PROBLEM TO SOLVE:
Scan the records below, and wherever a line has the word "högst", pull it out.

Start of Block

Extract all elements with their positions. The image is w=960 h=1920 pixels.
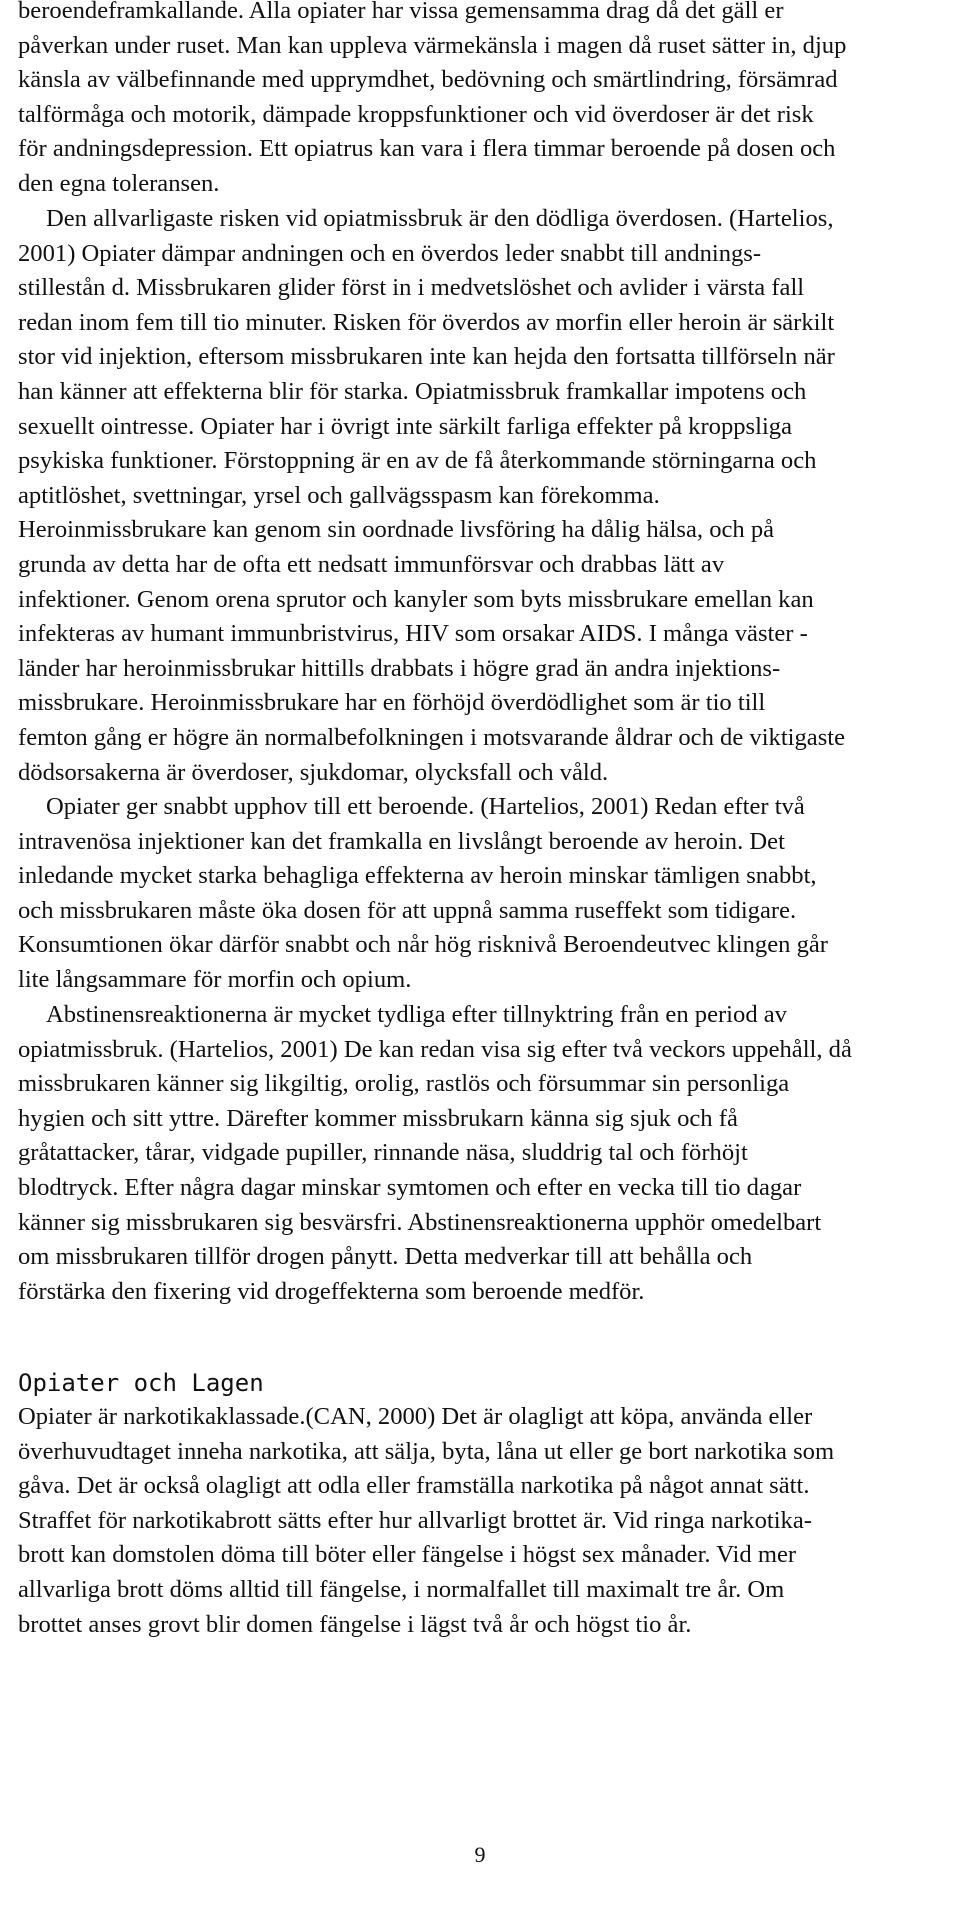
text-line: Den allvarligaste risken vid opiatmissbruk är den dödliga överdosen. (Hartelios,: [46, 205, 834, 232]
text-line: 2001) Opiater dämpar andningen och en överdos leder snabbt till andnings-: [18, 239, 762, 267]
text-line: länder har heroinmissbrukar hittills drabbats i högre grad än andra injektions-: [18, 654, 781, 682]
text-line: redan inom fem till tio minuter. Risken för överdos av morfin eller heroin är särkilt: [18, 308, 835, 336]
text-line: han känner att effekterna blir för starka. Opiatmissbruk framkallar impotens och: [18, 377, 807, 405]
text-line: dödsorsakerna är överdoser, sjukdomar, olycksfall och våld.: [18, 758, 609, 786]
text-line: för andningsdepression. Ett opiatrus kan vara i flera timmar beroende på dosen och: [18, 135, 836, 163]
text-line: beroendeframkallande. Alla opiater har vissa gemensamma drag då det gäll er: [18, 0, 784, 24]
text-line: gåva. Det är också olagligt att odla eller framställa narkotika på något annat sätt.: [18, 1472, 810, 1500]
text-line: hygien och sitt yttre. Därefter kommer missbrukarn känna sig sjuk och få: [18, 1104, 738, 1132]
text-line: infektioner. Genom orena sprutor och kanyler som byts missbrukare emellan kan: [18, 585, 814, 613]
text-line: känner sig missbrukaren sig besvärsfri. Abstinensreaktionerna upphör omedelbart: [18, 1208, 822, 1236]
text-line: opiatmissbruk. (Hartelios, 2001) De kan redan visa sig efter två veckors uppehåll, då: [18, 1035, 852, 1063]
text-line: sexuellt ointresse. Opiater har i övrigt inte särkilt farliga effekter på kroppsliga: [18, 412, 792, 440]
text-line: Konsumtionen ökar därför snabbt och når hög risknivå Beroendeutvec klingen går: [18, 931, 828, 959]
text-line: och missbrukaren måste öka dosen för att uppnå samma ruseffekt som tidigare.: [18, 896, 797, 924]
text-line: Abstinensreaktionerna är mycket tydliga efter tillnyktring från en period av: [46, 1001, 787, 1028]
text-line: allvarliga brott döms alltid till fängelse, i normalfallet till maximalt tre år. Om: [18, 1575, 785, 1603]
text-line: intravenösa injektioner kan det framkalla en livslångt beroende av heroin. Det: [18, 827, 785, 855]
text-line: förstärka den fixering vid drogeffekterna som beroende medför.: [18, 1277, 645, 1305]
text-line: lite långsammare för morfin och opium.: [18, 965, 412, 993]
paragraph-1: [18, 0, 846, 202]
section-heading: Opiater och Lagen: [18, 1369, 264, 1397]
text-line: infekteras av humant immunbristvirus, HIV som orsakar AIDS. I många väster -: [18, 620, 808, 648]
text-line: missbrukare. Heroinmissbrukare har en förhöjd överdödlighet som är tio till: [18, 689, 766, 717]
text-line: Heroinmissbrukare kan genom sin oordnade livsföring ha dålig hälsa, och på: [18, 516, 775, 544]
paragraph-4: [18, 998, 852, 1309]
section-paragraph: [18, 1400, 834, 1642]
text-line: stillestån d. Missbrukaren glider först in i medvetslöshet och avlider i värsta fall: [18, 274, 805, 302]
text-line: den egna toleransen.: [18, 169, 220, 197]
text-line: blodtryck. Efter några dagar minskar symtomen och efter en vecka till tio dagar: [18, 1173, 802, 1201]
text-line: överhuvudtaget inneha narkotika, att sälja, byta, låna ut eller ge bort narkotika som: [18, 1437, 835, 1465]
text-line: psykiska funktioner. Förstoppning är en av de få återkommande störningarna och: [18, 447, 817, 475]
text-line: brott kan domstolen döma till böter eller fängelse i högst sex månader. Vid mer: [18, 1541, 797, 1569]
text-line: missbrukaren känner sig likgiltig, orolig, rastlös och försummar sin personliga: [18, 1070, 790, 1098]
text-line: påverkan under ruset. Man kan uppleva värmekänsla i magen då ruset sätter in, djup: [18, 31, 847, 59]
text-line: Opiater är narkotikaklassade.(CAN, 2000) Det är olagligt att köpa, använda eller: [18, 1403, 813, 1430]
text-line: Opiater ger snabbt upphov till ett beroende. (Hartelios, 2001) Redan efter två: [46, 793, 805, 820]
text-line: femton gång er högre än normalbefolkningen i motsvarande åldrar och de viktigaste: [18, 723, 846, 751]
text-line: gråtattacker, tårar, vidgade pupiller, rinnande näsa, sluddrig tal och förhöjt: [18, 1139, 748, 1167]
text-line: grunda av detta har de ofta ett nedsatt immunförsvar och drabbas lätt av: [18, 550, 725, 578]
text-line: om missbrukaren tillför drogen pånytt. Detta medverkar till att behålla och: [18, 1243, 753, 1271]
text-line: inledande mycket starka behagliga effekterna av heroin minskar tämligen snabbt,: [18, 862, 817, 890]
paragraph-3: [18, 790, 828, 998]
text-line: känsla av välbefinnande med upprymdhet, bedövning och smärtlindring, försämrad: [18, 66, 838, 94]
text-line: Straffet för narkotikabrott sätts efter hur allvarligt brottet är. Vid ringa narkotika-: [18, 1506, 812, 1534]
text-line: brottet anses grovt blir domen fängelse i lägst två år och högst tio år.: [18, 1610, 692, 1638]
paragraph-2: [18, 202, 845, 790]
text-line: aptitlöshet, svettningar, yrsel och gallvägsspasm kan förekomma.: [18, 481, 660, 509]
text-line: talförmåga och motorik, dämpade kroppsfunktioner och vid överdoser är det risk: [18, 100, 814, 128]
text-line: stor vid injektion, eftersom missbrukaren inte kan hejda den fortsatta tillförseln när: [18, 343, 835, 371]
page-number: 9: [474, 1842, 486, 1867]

End of Block

ANSWER TO THIS PROBLEM:
text-line: brott kan domstolen döma till böter eller fängelse i högst sex månader. Vid mer: [18, 1541, 797, 1569]
text-line: brottet anses grovt blir domen fängelse i lägst två år och högst tio år.: [18, 1610, 692, 1638]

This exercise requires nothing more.